=== TASK OBJECTIVE ===
Tally how many lines include "User". The number is the whole answer.

[Dataset entries]
* * * *

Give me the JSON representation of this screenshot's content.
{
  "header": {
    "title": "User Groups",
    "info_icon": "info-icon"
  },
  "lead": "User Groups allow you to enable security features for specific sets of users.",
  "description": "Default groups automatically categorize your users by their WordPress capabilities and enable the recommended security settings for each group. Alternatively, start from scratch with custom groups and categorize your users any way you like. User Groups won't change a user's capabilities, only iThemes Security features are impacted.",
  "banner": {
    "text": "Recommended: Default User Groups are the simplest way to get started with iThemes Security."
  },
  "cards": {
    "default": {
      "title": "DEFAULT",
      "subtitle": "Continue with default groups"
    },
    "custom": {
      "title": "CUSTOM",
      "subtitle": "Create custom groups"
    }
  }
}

* * * *

=== EXPECTED OUTPUT ===
4